◆ The task ◆
Look below. Copy each line that has "Moscow" in it.

>> begin Extracted records

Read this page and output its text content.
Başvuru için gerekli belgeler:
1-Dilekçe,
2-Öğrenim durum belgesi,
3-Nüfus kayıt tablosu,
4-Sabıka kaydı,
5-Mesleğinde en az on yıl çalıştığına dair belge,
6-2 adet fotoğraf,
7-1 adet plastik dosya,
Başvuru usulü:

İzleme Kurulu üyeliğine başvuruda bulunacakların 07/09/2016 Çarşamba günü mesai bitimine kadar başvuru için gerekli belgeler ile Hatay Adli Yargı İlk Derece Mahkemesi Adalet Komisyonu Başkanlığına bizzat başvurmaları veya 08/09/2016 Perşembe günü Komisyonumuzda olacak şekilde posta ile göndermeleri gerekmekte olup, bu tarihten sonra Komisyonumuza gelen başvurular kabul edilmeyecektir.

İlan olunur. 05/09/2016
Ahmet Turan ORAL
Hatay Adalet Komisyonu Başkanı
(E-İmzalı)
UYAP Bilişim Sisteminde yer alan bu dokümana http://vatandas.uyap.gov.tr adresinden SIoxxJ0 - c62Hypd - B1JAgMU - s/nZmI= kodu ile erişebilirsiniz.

>> end Extracted records
>> begin Extracted records

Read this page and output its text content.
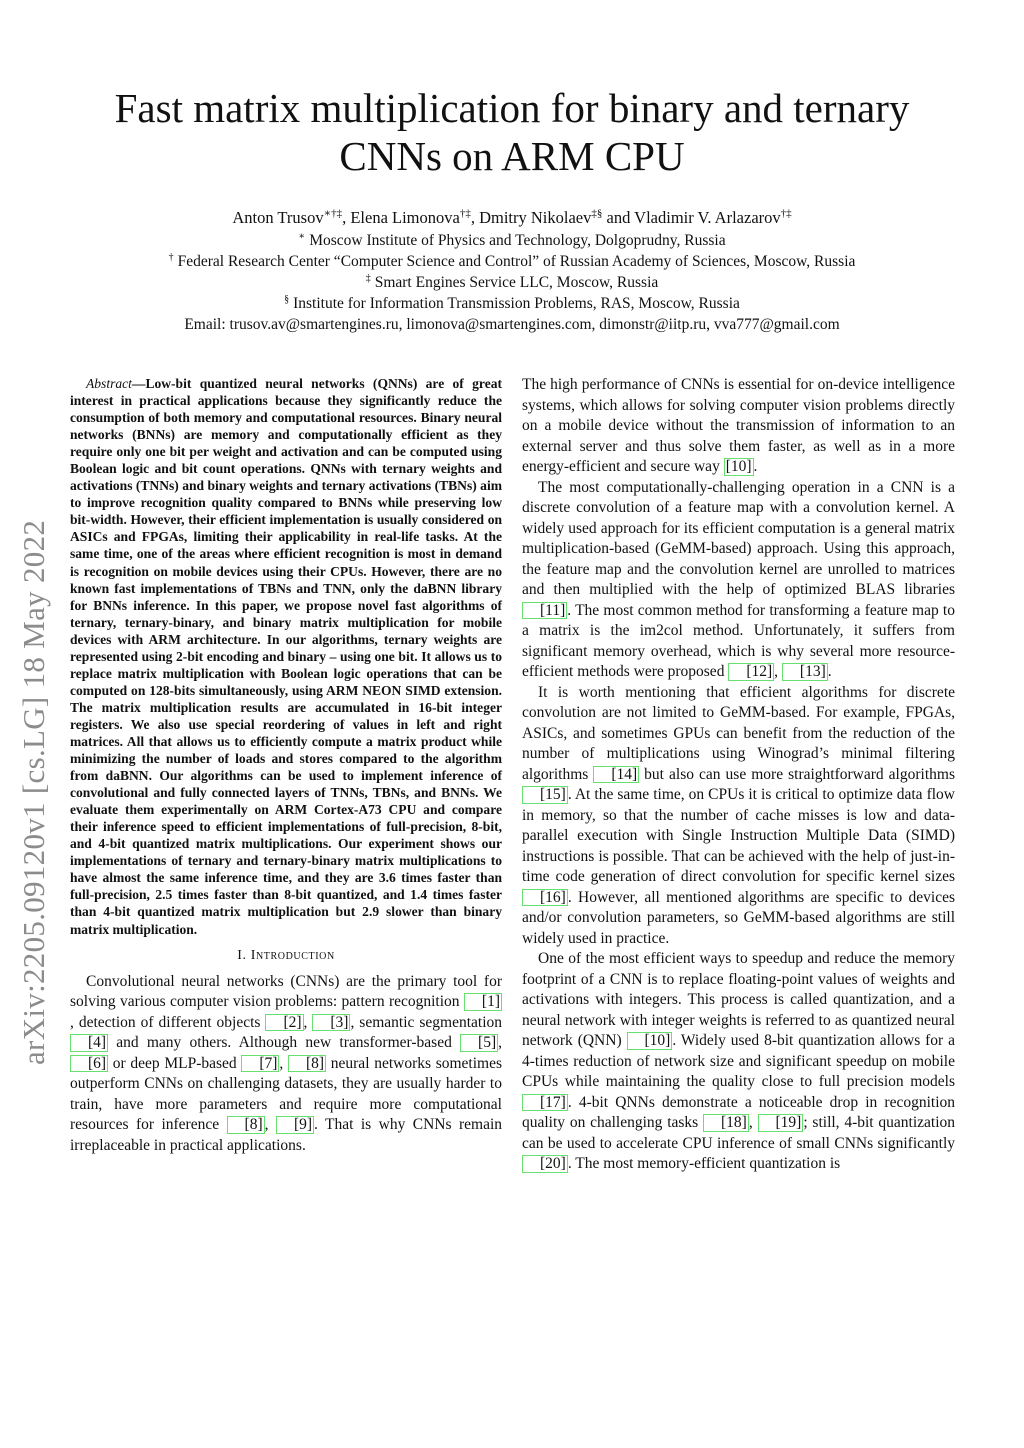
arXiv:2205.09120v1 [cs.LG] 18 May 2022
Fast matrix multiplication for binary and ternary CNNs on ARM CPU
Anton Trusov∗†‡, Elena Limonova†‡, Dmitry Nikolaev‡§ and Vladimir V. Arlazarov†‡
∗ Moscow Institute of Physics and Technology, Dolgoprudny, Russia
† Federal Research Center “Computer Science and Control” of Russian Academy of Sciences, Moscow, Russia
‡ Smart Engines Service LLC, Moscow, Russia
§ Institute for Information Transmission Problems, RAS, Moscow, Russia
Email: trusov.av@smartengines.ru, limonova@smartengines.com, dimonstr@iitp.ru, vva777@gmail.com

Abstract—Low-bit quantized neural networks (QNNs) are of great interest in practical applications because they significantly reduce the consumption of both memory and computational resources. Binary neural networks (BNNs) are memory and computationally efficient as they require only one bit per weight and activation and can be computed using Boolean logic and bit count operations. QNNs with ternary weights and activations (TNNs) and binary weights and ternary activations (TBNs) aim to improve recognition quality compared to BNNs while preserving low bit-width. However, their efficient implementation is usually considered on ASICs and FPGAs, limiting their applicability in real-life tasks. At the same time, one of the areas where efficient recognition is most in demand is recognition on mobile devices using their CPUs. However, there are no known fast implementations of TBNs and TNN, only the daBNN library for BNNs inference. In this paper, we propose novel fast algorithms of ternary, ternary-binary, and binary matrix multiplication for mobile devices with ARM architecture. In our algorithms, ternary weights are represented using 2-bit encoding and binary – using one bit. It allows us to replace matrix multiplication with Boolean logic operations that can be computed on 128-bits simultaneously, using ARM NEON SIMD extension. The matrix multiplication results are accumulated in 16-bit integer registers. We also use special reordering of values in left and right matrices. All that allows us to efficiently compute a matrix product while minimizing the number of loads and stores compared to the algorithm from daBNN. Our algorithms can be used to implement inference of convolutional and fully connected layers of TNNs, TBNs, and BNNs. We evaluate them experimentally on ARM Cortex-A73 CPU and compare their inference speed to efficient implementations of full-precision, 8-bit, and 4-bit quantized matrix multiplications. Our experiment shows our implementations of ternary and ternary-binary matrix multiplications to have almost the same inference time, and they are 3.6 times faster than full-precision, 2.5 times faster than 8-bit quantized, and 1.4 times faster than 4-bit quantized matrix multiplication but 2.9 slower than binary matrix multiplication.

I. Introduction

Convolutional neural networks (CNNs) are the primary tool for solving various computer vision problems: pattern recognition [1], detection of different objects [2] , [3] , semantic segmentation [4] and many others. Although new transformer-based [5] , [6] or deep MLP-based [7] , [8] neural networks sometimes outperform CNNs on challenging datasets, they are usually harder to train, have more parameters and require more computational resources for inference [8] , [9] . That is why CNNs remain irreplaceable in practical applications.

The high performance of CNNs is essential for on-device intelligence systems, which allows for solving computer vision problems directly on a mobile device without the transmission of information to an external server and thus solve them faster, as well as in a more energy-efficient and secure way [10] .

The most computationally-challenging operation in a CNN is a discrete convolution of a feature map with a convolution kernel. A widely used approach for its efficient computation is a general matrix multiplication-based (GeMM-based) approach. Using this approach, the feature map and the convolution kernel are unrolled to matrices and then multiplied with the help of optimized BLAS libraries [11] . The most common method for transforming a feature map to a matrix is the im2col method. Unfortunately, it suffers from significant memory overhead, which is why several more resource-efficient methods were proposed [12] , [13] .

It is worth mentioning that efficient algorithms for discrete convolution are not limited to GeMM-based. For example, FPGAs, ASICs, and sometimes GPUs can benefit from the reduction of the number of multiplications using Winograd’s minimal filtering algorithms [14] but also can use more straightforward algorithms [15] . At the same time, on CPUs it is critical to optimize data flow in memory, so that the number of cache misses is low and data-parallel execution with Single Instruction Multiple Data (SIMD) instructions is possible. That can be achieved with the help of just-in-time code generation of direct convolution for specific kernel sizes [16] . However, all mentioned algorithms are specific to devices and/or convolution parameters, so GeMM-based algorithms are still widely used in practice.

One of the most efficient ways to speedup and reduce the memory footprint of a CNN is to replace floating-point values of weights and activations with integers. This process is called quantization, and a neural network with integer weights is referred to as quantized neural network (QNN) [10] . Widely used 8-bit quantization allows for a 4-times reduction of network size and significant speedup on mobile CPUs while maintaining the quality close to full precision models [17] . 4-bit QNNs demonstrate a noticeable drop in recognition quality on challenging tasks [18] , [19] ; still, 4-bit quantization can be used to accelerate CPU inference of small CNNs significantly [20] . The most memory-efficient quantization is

>> end Extracted records

◆ The reply ◆
∗ Moscow Institute of Physics and Technology, Dolgoprudny, Russia
† Federal Research Center “Computer Science and Control” of Russian Academy of Sciences, Moscow, Russia
‡ Smart Engines Service LLC, Moscow, Russia
§ Institute for Information Transmission Problems, RAS, Moscow, Russia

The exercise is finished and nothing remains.